** SET PROBLEM **
Please state how many lines in the records contain the string "share", with no words besides the number.

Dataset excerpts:
++++++++++++++++++++

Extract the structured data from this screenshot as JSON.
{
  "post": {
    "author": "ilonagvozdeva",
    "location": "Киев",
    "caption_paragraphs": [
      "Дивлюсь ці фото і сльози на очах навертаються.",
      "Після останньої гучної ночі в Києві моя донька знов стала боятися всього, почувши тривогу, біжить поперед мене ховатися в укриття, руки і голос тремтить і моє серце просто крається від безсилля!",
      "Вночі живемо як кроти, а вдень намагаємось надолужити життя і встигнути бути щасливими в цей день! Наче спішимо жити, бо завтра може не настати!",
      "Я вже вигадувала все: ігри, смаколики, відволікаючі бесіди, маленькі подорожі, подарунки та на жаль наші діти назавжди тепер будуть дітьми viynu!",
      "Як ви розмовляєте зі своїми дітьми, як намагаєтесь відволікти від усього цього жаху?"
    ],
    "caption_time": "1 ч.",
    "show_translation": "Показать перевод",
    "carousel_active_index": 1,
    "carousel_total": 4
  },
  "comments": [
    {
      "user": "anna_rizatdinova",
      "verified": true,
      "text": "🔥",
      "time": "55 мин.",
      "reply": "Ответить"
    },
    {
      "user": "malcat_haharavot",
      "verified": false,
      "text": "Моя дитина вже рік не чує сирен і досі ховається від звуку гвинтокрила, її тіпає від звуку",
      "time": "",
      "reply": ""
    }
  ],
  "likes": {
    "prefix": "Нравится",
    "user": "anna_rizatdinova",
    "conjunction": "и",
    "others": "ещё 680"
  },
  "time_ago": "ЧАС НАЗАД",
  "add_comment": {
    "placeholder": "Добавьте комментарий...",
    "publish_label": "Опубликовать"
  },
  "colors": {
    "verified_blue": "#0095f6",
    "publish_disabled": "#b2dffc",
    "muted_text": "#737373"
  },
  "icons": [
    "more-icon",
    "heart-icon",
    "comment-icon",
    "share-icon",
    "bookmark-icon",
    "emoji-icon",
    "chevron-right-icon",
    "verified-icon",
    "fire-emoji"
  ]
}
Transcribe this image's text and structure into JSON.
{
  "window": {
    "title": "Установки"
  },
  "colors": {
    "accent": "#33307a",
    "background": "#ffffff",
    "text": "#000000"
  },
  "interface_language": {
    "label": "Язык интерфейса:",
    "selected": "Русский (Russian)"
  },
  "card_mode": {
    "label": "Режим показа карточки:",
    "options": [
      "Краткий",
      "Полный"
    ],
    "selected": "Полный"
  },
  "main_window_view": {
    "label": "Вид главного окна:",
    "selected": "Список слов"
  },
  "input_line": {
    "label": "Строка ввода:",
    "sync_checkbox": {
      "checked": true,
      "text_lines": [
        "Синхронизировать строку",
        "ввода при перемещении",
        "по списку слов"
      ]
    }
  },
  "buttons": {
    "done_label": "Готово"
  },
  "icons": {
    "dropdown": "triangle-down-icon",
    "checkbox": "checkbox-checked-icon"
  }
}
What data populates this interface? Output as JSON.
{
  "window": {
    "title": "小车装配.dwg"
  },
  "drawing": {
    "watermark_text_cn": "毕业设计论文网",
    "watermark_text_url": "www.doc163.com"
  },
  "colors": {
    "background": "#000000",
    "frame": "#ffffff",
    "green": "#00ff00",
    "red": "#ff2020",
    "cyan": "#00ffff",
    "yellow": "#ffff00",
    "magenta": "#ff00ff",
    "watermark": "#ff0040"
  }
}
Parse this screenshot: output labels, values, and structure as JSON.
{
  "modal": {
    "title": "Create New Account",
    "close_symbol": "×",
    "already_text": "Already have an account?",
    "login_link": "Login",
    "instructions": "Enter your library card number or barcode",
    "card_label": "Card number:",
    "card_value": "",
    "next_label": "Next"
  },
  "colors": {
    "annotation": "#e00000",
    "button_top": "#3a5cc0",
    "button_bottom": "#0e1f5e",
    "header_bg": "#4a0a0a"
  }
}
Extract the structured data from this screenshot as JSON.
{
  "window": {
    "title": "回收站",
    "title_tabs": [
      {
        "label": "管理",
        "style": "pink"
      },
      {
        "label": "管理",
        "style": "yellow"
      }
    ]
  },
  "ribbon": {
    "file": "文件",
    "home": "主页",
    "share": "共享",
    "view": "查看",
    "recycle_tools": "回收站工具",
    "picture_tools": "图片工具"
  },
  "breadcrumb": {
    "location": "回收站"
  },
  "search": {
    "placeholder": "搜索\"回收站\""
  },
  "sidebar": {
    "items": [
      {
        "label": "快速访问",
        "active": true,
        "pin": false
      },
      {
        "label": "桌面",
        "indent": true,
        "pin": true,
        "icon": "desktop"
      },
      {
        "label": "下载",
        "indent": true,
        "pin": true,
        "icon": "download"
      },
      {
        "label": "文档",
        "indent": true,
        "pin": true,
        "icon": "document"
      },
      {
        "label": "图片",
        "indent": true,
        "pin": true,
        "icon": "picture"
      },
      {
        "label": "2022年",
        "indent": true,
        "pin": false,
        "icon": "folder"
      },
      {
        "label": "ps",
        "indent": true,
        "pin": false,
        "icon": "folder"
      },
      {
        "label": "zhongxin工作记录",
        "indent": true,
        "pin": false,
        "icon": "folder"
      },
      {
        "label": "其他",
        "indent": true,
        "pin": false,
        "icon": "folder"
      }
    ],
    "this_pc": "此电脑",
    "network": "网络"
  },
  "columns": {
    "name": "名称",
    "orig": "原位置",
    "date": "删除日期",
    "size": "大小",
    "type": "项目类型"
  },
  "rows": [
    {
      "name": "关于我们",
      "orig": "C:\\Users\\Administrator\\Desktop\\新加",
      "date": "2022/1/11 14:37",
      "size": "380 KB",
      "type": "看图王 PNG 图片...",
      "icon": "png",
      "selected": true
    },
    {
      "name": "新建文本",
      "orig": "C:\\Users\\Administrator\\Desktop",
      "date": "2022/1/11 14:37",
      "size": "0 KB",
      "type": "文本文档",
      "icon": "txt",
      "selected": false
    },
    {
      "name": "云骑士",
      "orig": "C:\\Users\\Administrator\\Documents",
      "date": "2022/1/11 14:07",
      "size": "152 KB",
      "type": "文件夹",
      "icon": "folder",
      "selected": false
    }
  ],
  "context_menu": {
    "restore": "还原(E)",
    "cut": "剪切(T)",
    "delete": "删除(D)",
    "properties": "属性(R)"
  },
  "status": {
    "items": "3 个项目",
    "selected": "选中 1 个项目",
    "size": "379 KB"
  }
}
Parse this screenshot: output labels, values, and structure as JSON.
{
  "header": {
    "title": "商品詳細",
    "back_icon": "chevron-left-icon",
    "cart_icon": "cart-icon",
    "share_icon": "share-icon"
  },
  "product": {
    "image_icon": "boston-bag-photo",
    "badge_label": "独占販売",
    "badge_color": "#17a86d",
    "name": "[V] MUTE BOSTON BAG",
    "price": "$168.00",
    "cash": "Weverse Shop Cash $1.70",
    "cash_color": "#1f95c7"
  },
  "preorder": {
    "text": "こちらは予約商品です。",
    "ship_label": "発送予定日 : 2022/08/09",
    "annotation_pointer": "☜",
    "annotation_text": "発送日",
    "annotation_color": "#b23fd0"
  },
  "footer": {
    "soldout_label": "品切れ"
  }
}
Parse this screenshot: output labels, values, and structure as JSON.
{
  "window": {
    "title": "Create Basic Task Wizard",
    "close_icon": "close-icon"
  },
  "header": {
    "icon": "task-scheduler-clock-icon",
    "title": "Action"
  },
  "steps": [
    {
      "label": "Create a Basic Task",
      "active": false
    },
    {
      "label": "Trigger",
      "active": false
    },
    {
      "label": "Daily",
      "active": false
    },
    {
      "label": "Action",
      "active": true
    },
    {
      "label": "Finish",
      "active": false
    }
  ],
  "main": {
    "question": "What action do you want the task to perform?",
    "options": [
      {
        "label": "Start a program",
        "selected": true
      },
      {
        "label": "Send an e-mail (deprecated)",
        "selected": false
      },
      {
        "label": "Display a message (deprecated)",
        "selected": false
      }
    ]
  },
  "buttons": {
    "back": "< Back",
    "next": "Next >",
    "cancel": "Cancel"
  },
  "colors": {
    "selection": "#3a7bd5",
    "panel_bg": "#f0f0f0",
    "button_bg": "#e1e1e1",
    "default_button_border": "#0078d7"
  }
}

++++++++++++++++++++

** SOLUTION **
3